◆ Exercise prompt: Reproduce the listing word for word, leaving every picture behind.

━━━━━━━━━━━━━━━━

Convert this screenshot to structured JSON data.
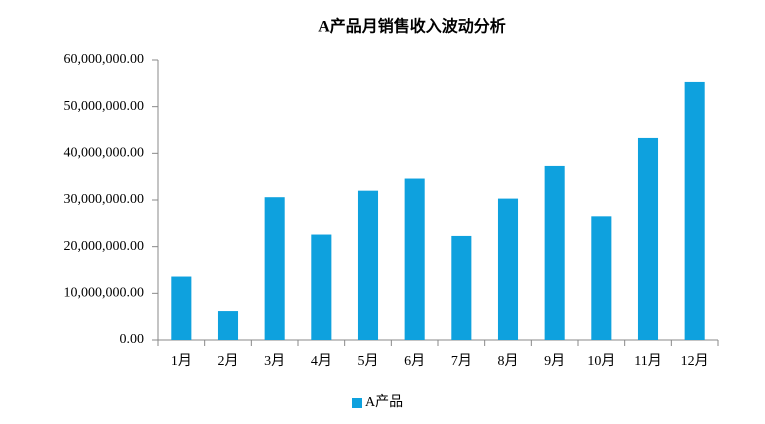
{
  "chart_data": {
    "type": "bar",
    "title": "A产品月销售收入波动分析",
    "categories": [
      "1月",
      "2月",
      "3月",
      "4月",
      "5月",
      "6月",
      "7月",
      "8月",
      "9月",
      "10月",
      "11月",
      "12月"
    ],
    "series": [
      {
        "name": "A产品",
        "color": "#0ea1de",
        "values": [
          13600000,
          6200000,
          30600000,
          22600000,
          32000000,
          34600000,
          22300000,
          30300000,
          37300000,
          26500000,
          43300000,
          55300000
        ]
      }
    ],
    "ylim": [
      0,
      60000000
    ],
    "yticks": [
      {
        "value": 0,
        "label": "0.00"
      },
      {
        "value": 10000000,
        "label": "10,000,000.00"
      },
      {
        "value": 20000000,
        "label": "20,000,000.00"
      },
      {
        "value": 30000000,
        "label": "30,000,000.00"
      },
      {
        "value": 40000000,
        "label": "40,000,000.00"
      },
      {
        "value": 50000000,
        "label": "50,000,000.00"
      },
      {
        "value": 60000000,
        "label": "60,000,000.00"
      }
    ],
    "grid": false,
    "legend": "bottom"
  }
}
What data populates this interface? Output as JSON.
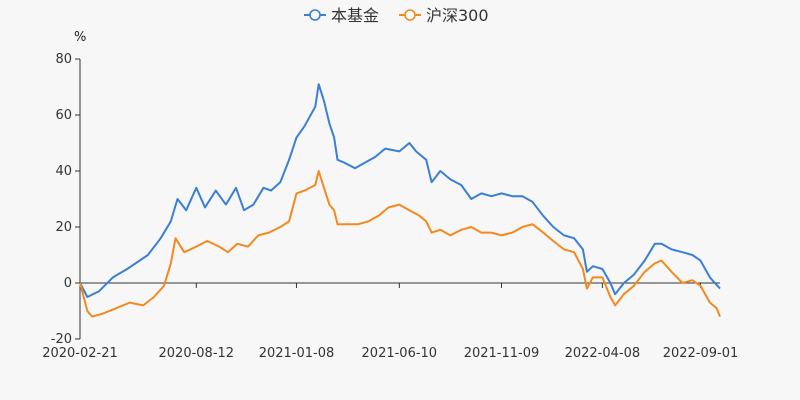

━━━━━━━━━━━━━━━━

◆ The response:
Convert this screenshot to structured JSON data.
{
  "chart_data": {
    "type": "bar",
    "title": "A产品月销售收入波动分析",
    "categories": [
      "1月",
      "2月",
      "3月",
      "4月",
      "5月",
      "6月",
      "7月",
      "8月",
      "9月",
      "10月",
      "11月",
      "12月"
    ],
    "series": [
      {
        "name": "A产品",
        "color": "#0ea1de",
        "values": [
          13600000,
          6200000,
          30600000,
          22600000,
          32000000,
          34600000,
          22300000,
          30300000,
          37300000,
          26500000,
          43300000,
          55300000
        ]
      }
    ],
    "ylim": [
      0,
      60000000
    ],
    "yticks": [
      {
        "value": 0,
        "label": "0.00"
      },
      {
        "value": 10000000,
        "label": "10,000,000.00"
      },
      {
        "value": 20000000,
        "label": "20,000,000.00"
      },
      {
        "value": 30000000,
        "label": "30,000,000.00"
      },
      {
        "value": 40000000,
        "label": "40,000,000.00"
      },
      {
        "value": 50000000,
        "label": "50,000,000.00"
      },
      {
        "value": 60000000,
        "label": "60,000,000.00"
      }
    ],
    "grid": false,
    "legend": "bottom"
  }
}
What data populates this interface? Output as JSON.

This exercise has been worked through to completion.